# Exercise objective
Repeat the records verbatim and leave the pictures out of your copy.

(Data items)
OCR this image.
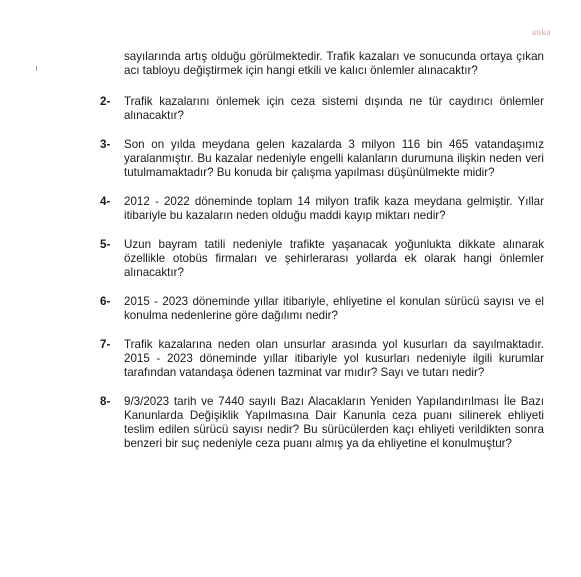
anka

sayılarında artış olduğu görülmektedir. Trafik kazaları ve sonucunda ortaya çıkan acı tabloyu değiştirmek için hangi etkili ve kalıcı önlemler alınacaktır?

2-	Trafik kazalarını önlemek için ceza sistemi dışında ne tür caydırıcı önlemler alınacaktır?
3-	Son on yılda meydana gelen kazalarda 3 milyon 116 bin 465 vatandaşımız yaralanmıştır. Bu kazalar nedeniyle engelli kalanların durumuna ilişkin neden veri tutulmamaktadır? Bu konuda bir çalışma yapılması düşünülmekte midir?
4-	2012 - 2022 döneminde toplam 14 milyon trafik kaza meydana gelmiştir. Yıllar itibariyle bu kazaların neden olduğu maddi kayıp miktarı nedir?
5-	Uzun bayram tatili nedeniyle trafikte yaşanacak yoğunlukta dikkate alınarak özellikle otobüs firmaları ve şehirlerarası yollarda ek olarak hangi önlemler alınacaktır?
6-	2015 - 2023 döneminde yıllar itibariyle, ehliyetine el konulan sürücü sayısı ve el konulma nedenlerine göre dağılımı nedir?
7-	Trafik kazalarına neden olan unsurlar arasında yol kusurları da sayılmaktadır. 2015 - 2023 döneminde yıllar itibariyle yol kusurları nedeniyle ilgili kurumlar tarafından vatandaşa ödenen tazminat var mıdır? Sayı ve tutarı nedir?
8-	9/3/2023 tarih ve 7440 sayılı Bazı Alacakların Yeniden Yapılandırılması İle Bazı Kanunlarda Değişiklik Yapılmasına Dair Kanunla ceza puanı silinerek ehliyeti teslim edilen sürücü sayısı nedir? Bu sürücülerden kaçı ehliyeti verildikten sonra benzeri bir suç nedeniyle ceza puanı almış ya da ehliyetine el konulmuştur?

# Full solution
OCR this image.
anka

sayılarında artış olduğu görülmektedir. Trafik kazaları ve sonucunda ortaya çıkan acı tabloyu değiştirmek için hangi etkili ve kalıcı önlemler alınacaktır?

2-	Trafik kazalarını önlemek için ceza sistemi dışında ne tür caydırıcı önlemler alınacaktır?
3-	Son on yılda meydana gelen kazalarda 3 milyon 116 bin 465 vatandaşımız yaralanmıştır. Bu kazalar nedeniyle engelli kalanların durumuna ilişkin neden veri tutulmamaktadır? Bu konuda bir çalışma yapılması düşünülmekte midir?
4-	2012 - 2022 döneminde toplam 14 milyon trafik kaza meydana gelmiştir. Yıllar itibariyle bu kazaların neden olduğu maddi kayıp miktarı nedir?
5-	Uzun bayram tatili nedeniyle trafikte yaşanacak yoğunlukta dikkate alınarak özellikle otobüs firmaları ve şehirlerarası yollarda ek olarak hangi önlemler alınacaktır?
6-	2015 - 2023 döneminde yıllar itibariyle, ehliyetine el konulan sürücü sayısı ve el konulma nedenlerine göre dağılımı nedir?
7-	Trafik kazalarına neden olan unsurlar arasında yol kusurları da sayılmaktadır. 2015 - 2023 döneminde yıllar itibariyle yol kusurları nedeniyle ilgili kurumlar tarafından vatandaşa ödenen tazminat var mıdır? Sayı ve tutarı nedir?
8-	9/3/2023 tarih ve 7440 sayılı Bazı Alacakların Yeniden Yapılandırılması İle Bazı Kanunlarda Değişiklik Yapılmasına Dair Kanunla ceza puanı silinerek ehliyeti teslim edilen sürücü sayısı nedir? Bu sürücülerden kaçı ehliyeti verildikten sonra benzeri bir suç nedeniyle ceza puanı almış ya da ehliyetine el konulmuştur?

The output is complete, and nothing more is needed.